[Provided information]
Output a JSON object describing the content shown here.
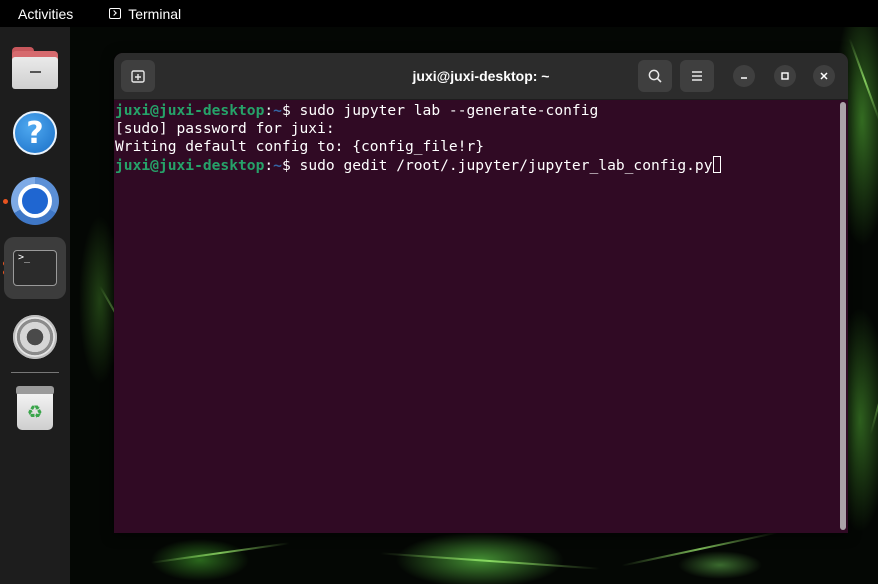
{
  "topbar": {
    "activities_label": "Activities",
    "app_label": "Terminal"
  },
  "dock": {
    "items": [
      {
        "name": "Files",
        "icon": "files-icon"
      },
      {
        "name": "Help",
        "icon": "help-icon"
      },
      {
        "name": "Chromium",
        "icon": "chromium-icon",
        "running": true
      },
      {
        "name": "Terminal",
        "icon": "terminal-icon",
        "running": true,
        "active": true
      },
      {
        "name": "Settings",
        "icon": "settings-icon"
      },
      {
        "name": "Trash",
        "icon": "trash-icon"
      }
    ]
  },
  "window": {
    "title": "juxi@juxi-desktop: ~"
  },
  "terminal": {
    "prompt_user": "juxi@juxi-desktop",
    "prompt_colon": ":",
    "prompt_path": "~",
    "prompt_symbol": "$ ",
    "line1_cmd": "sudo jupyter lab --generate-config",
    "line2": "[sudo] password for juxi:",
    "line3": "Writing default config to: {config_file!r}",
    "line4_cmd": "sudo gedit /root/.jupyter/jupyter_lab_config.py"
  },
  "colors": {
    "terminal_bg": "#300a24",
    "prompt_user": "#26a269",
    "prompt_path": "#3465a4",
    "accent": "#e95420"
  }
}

[Challenge] Respond with nothing but the number of lines in the entries that contain the string "juxi".

[Finished answer] 3